### WHAT YOU WILL DO
Pick out each line containing the string "started" and copy it.

### DATA IN THIS EXERCISE
---+---

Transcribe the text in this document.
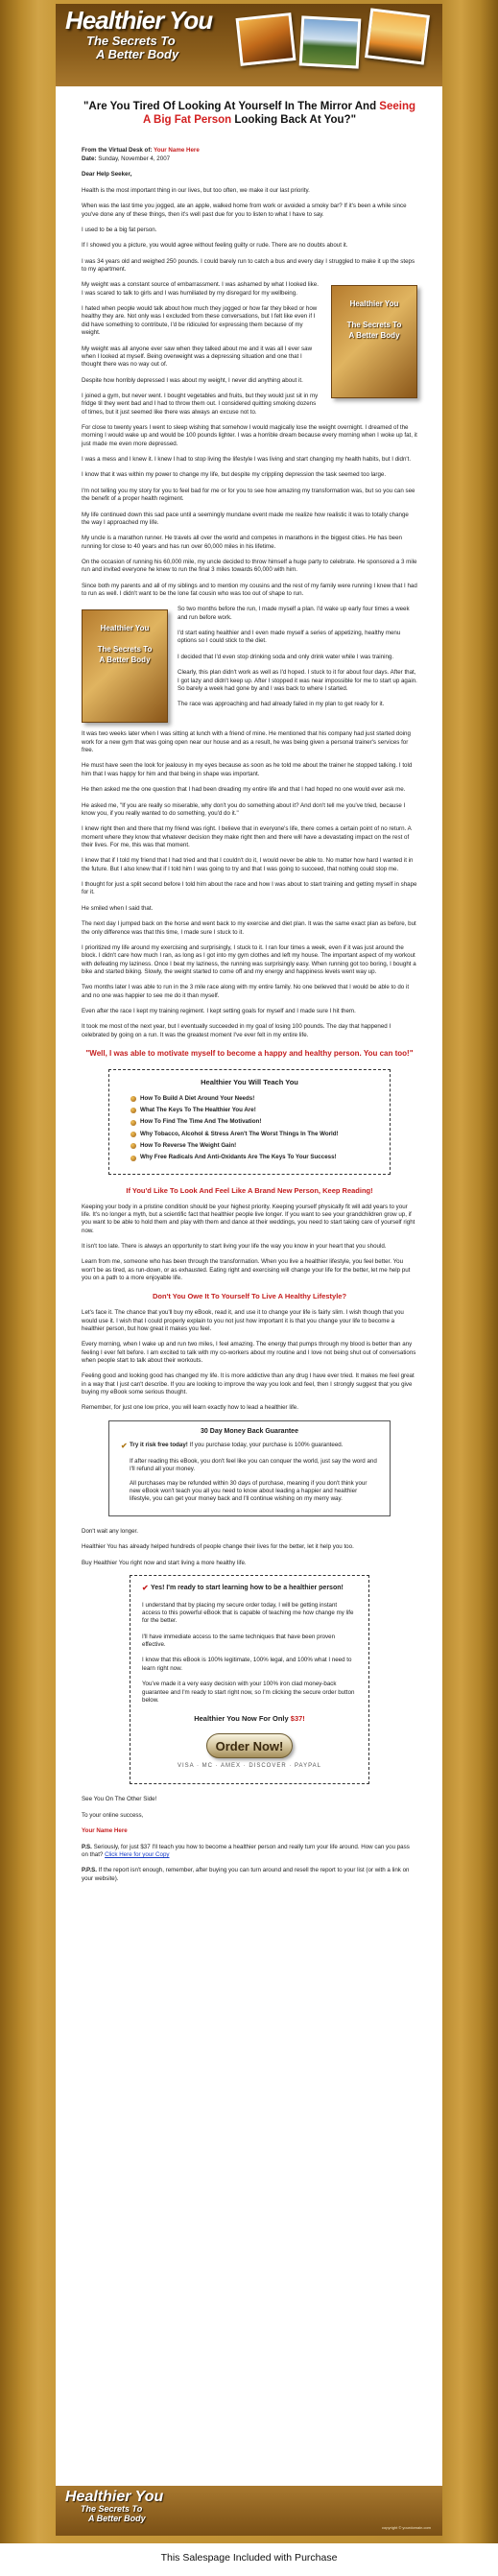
Healthier You
The Secrets To
A Better Body
"Are You Tired Of Looking At Yourself In The Mirror And Seeing A Big Fat Person Looking Back At You?"

From the Virtual Desk of: Your Name Here

Date: Sunday, November 4, 2007

Dear Help Seeker,

Health is the most important thing in our lives, but too often, we make it our last priority.

When was the last time you jogged, ate an apple, walked home from work or avoided a smoky bar? If it's been a while since you've done any of these things, then it's well past due for you to listen to what I have to say.

I used to be a big fat person.

If I showed you a picture, you would agree without feeling guilty or rude. There are no doubts about it.

I was 34 years old and weighed 250 pounds. I could barely run to catch a bus and every day I struggled to make it up the steps to my apartment.

Healthier You

The Secrets To
A Better Body

My weight was a constant source of embarrassment. I was ashamed by what I looked like. I was scared to talk to girls and I was humiliated by my disregard for my wellbeing.

I hated when people would talk about how much they jogged or how far they biked or how healthy they are. Not only was I excluded from these conversations, but I felt like even if I did have something to contribute, I'd be ridiculed for expressing them because of my weight.

My weight was all anyone ever saw when they talked about me and it was all I ever saw when I looked at myself. Being overweight was a depressing situation and one that I thought there was no way out of.

Despite how horribly depressed I was about my weight, I never did anything about it.

I joined a gym, but never went. I bought vegetables and fruits, but they would just sit in my fridge til they went bad and I had to throw them out. I considered quitting smoking dozens of times, but it just seemed like there was always an excuse not to.

For close to twenty years I went to sleep wishing that somehow I would magically lose the weight overnight. I dreamed of the morning I would wake up and would be 100 pounds lighter. I was a horrible dream because every morning when I woke up fat, it just made me even more depressed.

I was a mess and I knew it. I knew I had to stop living the lifestyle I was living and start changing my health habits, but I didn't.

I know that it was within my power to change my life, but despite my crippling depression the task seemed too large.

I'm not telling you my story for you to feel bad for me or for you to see how amazing my transformation was, but so you can see the benefit of a proper health regiment.

My life continued down this sad pace until a seemingly mundane event made me realize how realistic it was to totally change the way I approached my life.

My uncle is a marathon runner. He travels all over the world and competes in marathons in the biggest cities. He has been running for close to 40 years and has run over 60,000 miles in his lifetime.

On the occasion of running his 60,000 mile, my uncle decided to throw himself a huge party to celebrate. He sponsored a 3 mile run and invited everyone he knew to run the final 3 miles towards 60,000 with him.

Since both my parents and all of my siblings and to mention my cousins and the rest of my family were running I knew that I had to run as well. I didn't want to be the lone fat cousin who was too out of shape to run.

Healthier You

The Secrets To
A Better Body

So two months before the run, I made myself a plan. I'd wake up early four times a week and run before work.

I'd start eating healthier and I even made myself a series of appetizing, healthy menu options so I could stick to the diet.

I decided that I'd even stop drinking soda and only drink water while I was training.

Clearly, this plan didn't work as well as I'd hoped. I stuck to it for about four days. After that, I got lazy and didn't keep up. After I stopped it was near impossible for me to start up again. So barely a week had gone by and I was back to where I started.

The race was approaching and had already failed in my plan to get ready for it.

It was two weeks later when I was sitting at lunch with a friend of mine. He mentioned that his company had just started doing work for a new gym that was going open near our house and as a result, he was being given a personal trainer's services for free.

He must have seen the look for jealousy in my eyes because as soon as he told me about the trainer he stopped talking. I told him that I was happy for him and that being in shape was important.

He then asked me the one question that I had been dreading my entire life and that I had hoped no one would ever ask me.

He asked me, "If you are really so miserable, why don't you do something about it? And don't tell me you've tried, because I know you, if you really wanted to do something, you'd do it."

I knew right then and there that my friend was right. I believe that in everyone's life, there comes a certain point of no return. A moment where they know that whatever decision they make right then and there will have a devastating impact on the rest of their lives. For me, this was that moment.

I knew that if I told my friend that I had tried and that I couldn't do it, I would never be able to. No matter how hard I wanted it in the future. But I also knew that if I told him I was going to try and that I was going to succeed, that nothing could stop me.

I thought for just a split second before I told him about the race and how I was about to start training and getting myself in shape for it.

He smiled when I said that.

The next day I jumped back on the horse and went back to my exercise and diet plan. It was the same exact plan as before, but the only difference was that this time, I made sure I stuck to it.

I prioritized my life around my exercising and surprisingly, I stuck to it. I ran four times a week, even if it was just around the block. I didn't care how much I ran, as long as I got into my gym clothes and left my house. The important aspect of my workout with defeating my laziness. Once I beat my laziness, the running was surprisingly easy. When running got too boring, I bought a bike and started biking. Slowly, the weight started to come off and my energy and happiness levels went way up.

Two months later I was able to run in the 3 mile race along with my entire family. No one believed that I would be able to do it and no one was happier to see me do it than myself.

Even after the race I kept my training regiment. I kept setting goals for myself and I made sure I hit them.

It took me most of the next year, but I eventually succeeded in my goal of losing 100 pounds. The day that happened I celebrated by going on a run. It was the greatest moment I've ever felt in my entire life.

"Well, I was able to motivate myself to become a happy and healthy person. You can too!"
Healthier You Will Teach You
How To Build A Diet Around Your Needs!
What The Keys To The Healthier You Are!
How To Find The Time And The Motivation!
Why Tobacco, Alcohol & Stress Aren't The Worst Things In The World!
How To Reverse The Weight Gain!
Why Free Radicals And Anti-Oxidants Are The Keys To Your Success!
If You'd Like To Look And Feel Like A Brand New Person, Keep Reading!

Keeping your body in a pristine condition should be your highest priority. Keeping yourself physically fit will add years to your life. It's no longer a myth, but a scientific fact that healthier people live longer. If you want to see your grandchildren grow up, if you want to be able to hold them and play with them and dance at their weddings, you need to start taking care of yourself right now.

It isn't too late. There is always an opportunity to start living your life the way you know in your heart that you should.

Learn from me, someone who has been through the transformation. When you live a healthier lifestyle, you feel better. You won't be as tired, as run-down, or as exhausted. Eating right and exercising will change your life for the better, let me help put you on a path to a more enjoyable life.

Don't You Owe It To Yourself To Live A Healthy Lifestyle?

Let's face it. The chance that you'll buy my eBook, read it, and use it to change your life is fairly slim. I wish though that you would use it. I wish that I could properly explain to you not just how important it is that you change your life to become a healthier person, but how great it makes you feel.

Every morning, when I wake up and run two miles, I feel amazing. The energy that pumps through my blood is better than any feeling I ever felt before. I am excited to talk with my co-workers about my routine and I love not being shut out of conversations when people start to talk about their workouts.

Feeling good and looking good has changed my life. It is more addictive than any drug I have ever tried. It makes me feel great in a way that I just can't describe. If you are looking to improve the way you look and feel, then I strongly suggest that you give buying my eBook some serious thought.

Remember, for just one low price, you will learn exactly how to lead a healthier life.

30 Day Money Back Guarantee
✔ Try it risk free today! If you purchase today, your purchase is 100% guaranteed.
If after reading this eBook, you don't feel like you can conquer the world, just say the word and I'll refund all your money.
All purchases may be refunded within 30 days of purchase, meaning if you don't think your new eBook won't teach you all you need to know about leading a happier and healthier lifestyle, you can get your money back and I'll continue wishing on my merry way.

Don't wait any longer.

Healthier You has already helped hundreds of people change their lives for the better, let it help you too.

Buy Healthier You right now and start living a more healthy life.

✔ Yes! I'm ready to start learning how to be a healthier person!

I understand that by placing my secure order today, I will be getting instant access to this powerful eBook that is capable of teaching me how change my life for the better.

I'll have immediate access to the same techniques that have been proven effective.

I know that this eBook is 100% legitimate, 100% legal, and 100% what I need to learn right now.

You've made it a very easy decision with your 100% iron clad money-back guarantee and I'm ready to start right now, so I'm clicking the secure order button below.

Healthier You Now For Only $37!
Order Now!
VISA · MC · AMEX · DISCOVER · PAYPAL

See You On The Other Side!

To your online success,

Your Name Here

P.S. Seriously, for just $37 I'll teach you how to become a healthier person and really turn your life around. How can you pass on that? Click Here for your Copy

P.P.S. If the report isn't enough, remember, after buying you can turn around and resell the report to your list (or with a link on your website).

Healthier You
The Secrets To
A Better Body
copyright © yourdomain.com
This Salespage Included with Purchase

---+---

### RESPONSE
Clearly, this plan didn't work as well as I'd hoped. I stuck to it for about four days. After that, I got lazy and didn't keep up. After I stopped it was near impossible for me to start up again. So barely a week had gone by and I was back to where I started.
It was two weeks later when I was sitting at lunch with a friend of mine. He mentioned that his company had just started doing work for a new gym that was going open near our house and as a result, he was being given a personal trainer's services for free.
I prioritized my life around my exercising and surprisingly, I stuck to it. I ran four times a week, even if it was just around the block. I didn't care how much I ran, as long as I got into my gym clothes and left my house. The important aspect of my workout with defeating my laziness. Once I beat my laziness, the running was surprisingly easy. When running got too boring, I bought a bike and started biking. Slowly, the weight started to come off and my energy and happiness levels went way up.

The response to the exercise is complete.